■ Exercise details ■
Please lay out the records from their first line through the line holding "bar-symgs <box>225 120 330 495</box>", inclusive, as a JSON list of strings with one string per line and blank lines omitted.

■ Spatial annotation records ■
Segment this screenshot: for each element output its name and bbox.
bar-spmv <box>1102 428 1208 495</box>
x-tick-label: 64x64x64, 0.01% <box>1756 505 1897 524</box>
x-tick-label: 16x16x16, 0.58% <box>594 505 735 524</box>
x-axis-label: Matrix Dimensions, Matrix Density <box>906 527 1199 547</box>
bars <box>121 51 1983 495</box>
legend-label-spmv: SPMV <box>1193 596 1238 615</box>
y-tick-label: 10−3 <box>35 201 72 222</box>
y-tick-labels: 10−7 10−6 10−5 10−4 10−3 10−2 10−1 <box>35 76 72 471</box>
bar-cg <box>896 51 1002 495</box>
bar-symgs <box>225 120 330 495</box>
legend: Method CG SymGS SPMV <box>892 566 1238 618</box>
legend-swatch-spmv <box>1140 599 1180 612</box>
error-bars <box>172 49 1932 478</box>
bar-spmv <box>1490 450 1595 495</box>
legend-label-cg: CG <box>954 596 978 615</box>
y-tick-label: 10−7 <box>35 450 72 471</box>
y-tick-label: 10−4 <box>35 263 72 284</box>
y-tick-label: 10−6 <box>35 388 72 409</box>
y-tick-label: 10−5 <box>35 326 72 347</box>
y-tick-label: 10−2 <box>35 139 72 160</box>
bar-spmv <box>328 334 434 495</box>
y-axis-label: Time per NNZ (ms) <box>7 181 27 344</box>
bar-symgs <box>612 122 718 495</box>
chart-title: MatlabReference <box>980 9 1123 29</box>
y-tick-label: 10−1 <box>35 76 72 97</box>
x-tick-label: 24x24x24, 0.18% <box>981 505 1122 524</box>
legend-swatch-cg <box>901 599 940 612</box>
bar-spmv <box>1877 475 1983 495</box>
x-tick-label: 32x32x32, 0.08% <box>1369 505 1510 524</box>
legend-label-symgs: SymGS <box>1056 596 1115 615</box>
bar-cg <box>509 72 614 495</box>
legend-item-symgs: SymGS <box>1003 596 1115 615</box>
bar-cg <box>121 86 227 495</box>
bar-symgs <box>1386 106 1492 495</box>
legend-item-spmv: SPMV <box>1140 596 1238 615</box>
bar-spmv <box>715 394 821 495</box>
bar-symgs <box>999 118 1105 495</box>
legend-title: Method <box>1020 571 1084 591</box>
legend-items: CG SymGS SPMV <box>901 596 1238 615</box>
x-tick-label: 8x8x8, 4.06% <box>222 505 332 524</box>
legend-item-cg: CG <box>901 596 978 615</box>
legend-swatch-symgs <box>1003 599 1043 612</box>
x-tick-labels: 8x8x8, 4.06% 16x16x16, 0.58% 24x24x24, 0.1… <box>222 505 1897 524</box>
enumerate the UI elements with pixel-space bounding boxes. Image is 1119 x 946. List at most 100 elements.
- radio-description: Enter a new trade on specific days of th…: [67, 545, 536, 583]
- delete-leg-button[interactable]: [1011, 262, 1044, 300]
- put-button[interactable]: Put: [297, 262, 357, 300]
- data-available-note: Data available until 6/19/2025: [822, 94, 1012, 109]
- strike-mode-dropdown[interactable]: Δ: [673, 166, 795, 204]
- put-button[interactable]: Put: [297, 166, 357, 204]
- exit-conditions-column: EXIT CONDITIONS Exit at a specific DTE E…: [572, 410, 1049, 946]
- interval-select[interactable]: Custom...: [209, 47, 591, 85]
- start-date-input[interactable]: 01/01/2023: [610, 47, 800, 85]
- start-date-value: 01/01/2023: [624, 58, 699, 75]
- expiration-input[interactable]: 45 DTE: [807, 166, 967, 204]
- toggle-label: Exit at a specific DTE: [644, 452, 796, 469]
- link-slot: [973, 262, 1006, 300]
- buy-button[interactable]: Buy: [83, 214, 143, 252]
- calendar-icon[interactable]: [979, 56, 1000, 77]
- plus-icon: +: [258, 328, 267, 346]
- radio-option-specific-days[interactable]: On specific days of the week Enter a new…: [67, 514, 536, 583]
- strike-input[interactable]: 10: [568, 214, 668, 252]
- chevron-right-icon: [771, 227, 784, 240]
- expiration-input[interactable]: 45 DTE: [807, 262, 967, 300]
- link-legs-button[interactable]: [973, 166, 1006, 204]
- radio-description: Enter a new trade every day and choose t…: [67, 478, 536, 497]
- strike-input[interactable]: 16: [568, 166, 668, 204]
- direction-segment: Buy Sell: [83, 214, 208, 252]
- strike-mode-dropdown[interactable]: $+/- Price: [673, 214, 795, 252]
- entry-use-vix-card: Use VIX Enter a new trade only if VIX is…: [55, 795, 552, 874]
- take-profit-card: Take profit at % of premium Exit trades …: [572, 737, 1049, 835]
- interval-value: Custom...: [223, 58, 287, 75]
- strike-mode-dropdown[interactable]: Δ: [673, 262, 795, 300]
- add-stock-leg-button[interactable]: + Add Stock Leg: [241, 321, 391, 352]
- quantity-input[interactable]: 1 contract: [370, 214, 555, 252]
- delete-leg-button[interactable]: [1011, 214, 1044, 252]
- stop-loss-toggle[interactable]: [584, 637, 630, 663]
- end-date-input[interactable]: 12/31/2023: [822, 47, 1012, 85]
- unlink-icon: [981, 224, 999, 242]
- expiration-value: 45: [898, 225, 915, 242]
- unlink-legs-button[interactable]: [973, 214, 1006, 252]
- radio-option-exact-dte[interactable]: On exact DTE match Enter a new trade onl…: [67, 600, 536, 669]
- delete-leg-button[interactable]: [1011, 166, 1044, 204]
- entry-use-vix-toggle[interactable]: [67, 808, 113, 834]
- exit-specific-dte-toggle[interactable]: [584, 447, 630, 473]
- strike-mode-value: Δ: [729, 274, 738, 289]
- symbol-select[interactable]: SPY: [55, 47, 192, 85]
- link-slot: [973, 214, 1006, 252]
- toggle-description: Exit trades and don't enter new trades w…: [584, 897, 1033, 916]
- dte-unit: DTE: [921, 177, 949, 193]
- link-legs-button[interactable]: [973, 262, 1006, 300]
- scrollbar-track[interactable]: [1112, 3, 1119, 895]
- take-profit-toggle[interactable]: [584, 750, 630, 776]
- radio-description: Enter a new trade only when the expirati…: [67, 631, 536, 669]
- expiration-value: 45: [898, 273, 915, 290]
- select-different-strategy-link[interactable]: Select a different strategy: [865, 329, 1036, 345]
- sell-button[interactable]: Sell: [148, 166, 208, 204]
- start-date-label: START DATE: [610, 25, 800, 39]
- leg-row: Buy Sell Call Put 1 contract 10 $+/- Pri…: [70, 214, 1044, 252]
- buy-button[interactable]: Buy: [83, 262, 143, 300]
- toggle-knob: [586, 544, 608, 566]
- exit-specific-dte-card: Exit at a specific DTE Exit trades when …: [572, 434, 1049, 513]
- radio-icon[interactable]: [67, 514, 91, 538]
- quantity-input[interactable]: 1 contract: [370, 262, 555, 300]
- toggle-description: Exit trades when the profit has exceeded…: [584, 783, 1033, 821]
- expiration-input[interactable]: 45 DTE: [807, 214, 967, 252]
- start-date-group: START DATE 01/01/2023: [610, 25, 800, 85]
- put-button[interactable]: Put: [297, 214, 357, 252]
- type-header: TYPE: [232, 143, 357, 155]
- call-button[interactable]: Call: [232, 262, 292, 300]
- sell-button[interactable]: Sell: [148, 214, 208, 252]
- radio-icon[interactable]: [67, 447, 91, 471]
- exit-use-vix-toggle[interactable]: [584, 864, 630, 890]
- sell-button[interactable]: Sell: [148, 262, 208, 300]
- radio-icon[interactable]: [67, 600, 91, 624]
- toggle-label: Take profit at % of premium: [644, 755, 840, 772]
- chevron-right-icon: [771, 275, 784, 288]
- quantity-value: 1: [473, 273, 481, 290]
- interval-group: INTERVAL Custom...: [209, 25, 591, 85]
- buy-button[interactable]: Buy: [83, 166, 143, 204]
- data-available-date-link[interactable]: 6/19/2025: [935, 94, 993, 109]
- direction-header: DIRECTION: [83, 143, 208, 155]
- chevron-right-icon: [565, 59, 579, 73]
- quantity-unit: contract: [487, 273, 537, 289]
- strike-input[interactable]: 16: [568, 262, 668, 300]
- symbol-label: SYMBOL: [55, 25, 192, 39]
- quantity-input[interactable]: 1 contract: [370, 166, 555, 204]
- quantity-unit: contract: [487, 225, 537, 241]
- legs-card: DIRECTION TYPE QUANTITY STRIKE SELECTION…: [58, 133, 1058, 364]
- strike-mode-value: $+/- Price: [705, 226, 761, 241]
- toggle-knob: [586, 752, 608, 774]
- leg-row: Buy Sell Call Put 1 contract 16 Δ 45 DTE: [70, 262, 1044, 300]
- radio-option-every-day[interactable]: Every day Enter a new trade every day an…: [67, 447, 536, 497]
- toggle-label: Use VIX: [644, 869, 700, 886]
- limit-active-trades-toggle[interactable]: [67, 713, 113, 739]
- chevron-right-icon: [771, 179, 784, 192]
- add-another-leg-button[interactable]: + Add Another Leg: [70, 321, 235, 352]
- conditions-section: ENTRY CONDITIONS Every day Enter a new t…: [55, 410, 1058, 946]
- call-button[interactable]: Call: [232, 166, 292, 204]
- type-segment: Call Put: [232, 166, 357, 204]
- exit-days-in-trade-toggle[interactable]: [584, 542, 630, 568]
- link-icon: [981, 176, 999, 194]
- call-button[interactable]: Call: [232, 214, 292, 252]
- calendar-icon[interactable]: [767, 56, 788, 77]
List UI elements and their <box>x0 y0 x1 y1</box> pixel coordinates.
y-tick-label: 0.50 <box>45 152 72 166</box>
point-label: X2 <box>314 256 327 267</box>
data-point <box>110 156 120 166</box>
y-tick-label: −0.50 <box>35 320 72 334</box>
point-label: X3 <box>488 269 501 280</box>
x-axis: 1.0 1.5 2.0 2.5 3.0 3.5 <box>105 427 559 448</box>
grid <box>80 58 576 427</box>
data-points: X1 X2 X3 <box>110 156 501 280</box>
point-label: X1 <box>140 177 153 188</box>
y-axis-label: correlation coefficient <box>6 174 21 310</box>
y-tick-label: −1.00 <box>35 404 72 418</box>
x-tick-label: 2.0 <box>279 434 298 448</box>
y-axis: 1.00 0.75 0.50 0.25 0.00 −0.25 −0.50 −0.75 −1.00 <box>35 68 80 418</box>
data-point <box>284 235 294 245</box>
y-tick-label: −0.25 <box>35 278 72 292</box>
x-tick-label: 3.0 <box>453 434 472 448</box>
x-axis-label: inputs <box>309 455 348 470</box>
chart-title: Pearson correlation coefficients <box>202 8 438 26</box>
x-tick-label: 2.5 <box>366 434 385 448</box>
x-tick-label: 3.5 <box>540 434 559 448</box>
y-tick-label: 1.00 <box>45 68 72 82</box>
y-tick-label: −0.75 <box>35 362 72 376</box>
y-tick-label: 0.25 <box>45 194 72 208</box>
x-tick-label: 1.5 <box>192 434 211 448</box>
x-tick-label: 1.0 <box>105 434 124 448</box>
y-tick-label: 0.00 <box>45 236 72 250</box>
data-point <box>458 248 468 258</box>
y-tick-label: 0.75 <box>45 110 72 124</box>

■ Response ■
[
  "Segment this screenshot: for each element output its name and bbox.",
  "bar-spmv <box>1102 428 1208 495</box>",
  "x-tick-label: 64x64x64, 0.01% <box>1756 505 1897 524</box>",
  "x-tick-label: 16x16x16, 0.58% <box>594 505 735 524</box>",
  "x-axis-label: Matrix Dimensions, Matrix Density <box>906 527 1199 547</box>",
  "bars <box>121 51 1983 495</box>",
  "legend-label-spmv: SPMV <box>1193 596 1238 615</box>",
  "y-tick-label: 10−3 <box>35 201 72 222</box>",
  "y-tick-labels: 10−7 10−6 10−5 10−4 10−3 10−2 10−1 <box>35 76 72 471</box>",
  "bar-cg <box>896 51 1002 495</box>",
  "bar-symgs <box>225 120 330 495</box>"
]